### Written task
All entries must be extracted exactly, with nothing added or dropped.
Source records start
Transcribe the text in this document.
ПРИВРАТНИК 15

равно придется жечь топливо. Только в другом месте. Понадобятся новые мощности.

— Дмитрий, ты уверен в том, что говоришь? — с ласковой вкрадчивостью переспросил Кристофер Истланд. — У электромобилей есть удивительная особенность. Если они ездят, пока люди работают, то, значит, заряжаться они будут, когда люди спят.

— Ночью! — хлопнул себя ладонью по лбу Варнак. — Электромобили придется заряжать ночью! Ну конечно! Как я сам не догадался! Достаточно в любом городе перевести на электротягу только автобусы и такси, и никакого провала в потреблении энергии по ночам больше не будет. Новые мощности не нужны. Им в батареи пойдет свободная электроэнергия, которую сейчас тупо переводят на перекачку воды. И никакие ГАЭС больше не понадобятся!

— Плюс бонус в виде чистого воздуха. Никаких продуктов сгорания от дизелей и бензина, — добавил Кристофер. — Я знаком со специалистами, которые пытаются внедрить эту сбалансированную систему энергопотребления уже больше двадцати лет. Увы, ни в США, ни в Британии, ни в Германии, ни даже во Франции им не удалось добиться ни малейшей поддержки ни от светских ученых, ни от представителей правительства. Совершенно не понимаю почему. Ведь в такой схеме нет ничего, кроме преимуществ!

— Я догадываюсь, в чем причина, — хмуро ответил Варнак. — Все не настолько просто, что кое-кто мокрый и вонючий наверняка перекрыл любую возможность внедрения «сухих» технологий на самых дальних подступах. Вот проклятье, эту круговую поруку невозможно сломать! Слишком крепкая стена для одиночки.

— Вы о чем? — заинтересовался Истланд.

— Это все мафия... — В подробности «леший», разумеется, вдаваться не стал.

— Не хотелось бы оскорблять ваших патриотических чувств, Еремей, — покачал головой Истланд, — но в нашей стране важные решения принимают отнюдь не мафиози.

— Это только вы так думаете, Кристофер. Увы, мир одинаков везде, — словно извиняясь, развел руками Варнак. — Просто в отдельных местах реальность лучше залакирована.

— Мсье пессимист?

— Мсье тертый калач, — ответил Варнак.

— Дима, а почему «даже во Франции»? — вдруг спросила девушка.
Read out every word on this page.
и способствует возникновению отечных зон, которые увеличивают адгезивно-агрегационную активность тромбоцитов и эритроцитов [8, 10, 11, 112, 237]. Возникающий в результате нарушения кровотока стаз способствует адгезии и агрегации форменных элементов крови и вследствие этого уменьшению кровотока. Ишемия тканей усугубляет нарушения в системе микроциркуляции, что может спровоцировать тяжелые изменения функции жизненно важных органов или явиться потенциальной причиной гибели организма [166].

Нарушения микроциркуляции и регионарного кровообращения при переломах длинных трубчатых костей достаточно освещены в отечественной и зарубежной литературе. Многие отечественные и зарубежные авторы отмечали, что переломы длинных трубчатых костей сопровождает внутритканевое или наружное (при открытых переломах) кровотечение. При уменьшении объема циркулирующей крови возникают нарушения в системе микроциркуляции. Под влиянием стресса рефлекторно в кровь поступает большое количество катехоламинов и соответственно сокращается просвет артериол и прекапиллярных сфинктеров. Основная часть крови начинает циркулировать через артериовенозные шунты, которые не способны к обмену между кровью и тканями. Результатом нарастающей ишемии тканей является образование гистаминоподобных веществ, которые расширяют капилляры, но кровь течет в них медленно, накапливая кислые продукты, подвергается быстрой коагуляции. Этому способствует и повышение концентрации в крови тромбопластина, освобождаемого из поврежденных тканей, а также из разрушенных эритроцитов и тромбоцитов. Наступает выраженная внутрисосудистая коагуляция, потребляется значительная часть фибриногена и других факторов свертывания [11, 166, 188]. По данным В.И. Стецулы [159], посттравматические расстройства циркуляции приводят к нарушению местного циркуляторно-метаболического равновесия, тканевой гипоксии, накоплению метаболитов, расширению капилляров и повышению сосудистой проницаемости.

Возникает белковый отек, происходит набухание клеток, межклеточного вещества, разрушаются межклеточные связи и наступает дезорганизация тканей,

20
Source records end
### The result
Transcribe the text in this document.
ПРИВРАТНИК 15

равно придется жечь топливо. Только в другом месте. Понадобятся новые мощности.

— Дмитрий, ты уверен в том, что говоришь? — с ласковой вкрадчивостью переспросил Кристофер Истланд. — У электромобилей есть удивительная особенность. Если они ездят, пока люди работают, то, значит, заряжаться они будут, когда люди спят.

— Ночью! — хлопнул себя ладонью по лбу Варнак. — Электромобили придется заряжать ночью! Ну конечно! Как я сам не догадался! Достаточно в любом городе перевести на электротягу только автобусы и такси, и никакого провала в потреблении энергии по ночам больше не будет. Новые мощности не нужны. Им в батареи пойдет свободная электроэнергия, которую сейчас тупо переводят на перекачку воды. И никакие ГАЭС больше не понадобятся!

— Плюс бонус в виде чистого воздуха. Никаких продуктов сгорания от дизелей и бензина, — добавил Кристофер. — Я знаком со специалистами, которые пытаются внедрить эту сбалансированную систему энергопотребления уже больше двадцати лет. Увы, ни в США, ни в Британии, ни в Германии, ни даже во Франции им не удалось добиться ни малейшей поддержки ни от светских ученых, ни от представителей правительства. Совершенно не понимаю почему. Ведь в такой схеме нет ничего, кроме преимуществ!

— Я догадываюсь, в чем причина, — хмуро ответил Варнак. — Все не настолько просто, что кое-кто мокрый и вонючий наверняка перекрыл любую возможность внедрения «сухих» технологий на самых дальних подступах. Вот проклятье, эту круговую поруку невозможно сломать! Слишком крепкая стена для одиночки.

— Вы о чем? — заинтересовался Истланд.

— Это все мафия... — В подробности «леший», разумеется, вдаваться не стал.

— Не хотелось бы оскорблять ваших патриотических чувств, Еремей, — покачал головой Истланд, — но в нашей стране важные решения принимают отнюдь не мафиози.

— Это только вы так думаете, Кристофер. Увы, мир одинаков везде, — словно извиняясь, развел руками Варнак. — Просто в отдельных местах реальность лучше залакирована.

— Мсье пессимист?

— Мсье тертый калач, — ответил Варнак.

— Дима, а почему «даже во Франции»? — вдруг спросила девушка.
Read out every word on this page.
и способствует возникновению отечных зон, которые увеличивают адгезивно-агрегационную активность тромбоцитов и эритроцитов [8, 10, 11, 112, 237]. Возникающий в результате нарушения кровотока стаз способствует адгезии и агрегации форменных элементов крови и вследствие этого уменьшению кровотока. Ишемия тканей усугубляет нарушения в системе микроциркуляции, что может спровоцировать тяжелые изменения функции жизненно важных органов или явиться потенциальной причиной гибели организма [166].

Нарушения микроциркуляции и регионарного кровообращения при переломах длинных трубчатых костей достаточно освещены в отечественной и зарубежной литературе. Многие отечественные и зарубежные авторы отмечали, что переломы длинных трубчатых костей сопровождает внутритканевое или наружное (при открытых переломах) кровотечение. При уменьшении объема циркулирующей крови возникают нарушения в системе микроциркуляции. Под влиянием стресса рефлекторно в кровь поступает большое количество катехоламинов и соответственно сокращается просвет артериол и прекапиллярных сфинктеров. Основная часть крови начинает циркулировать через артериовенозные шунты, которые не способны к обмену между кровью и тканями. Результатом нарастающей ишемии тканей является образование гистаминоподобных веществ, которые расширяют капилляры, но кровь течет в них медленно, накапливая кислые продукты, подвергается быстрой коагуляции. Этому способствует и повышение концентрации в крови тромбопластина, освобождаемого из поврежденных тканей, а также из разрушенных эритроцитов и тромбоцитов. Наступает выраженная внутрисосудистая коагуляция, потребляется значительная часть фибриногена и других факторов свертывания [11, 166, 188]. По данным В.И. Стецулы [159], посттравматические расстройства циркуляции приводят к нарушению местного циркуляторно-метаболического равновесия, тканевой гипоксии, накоплению метаболитов, расширению капилляров и повышению сосудистой проницаемости.

Возникает белковый отек, происходит набухание клеток, межклеточного вещества, разрушаются межклеточные связи и наступает дезорганизация тканей,

20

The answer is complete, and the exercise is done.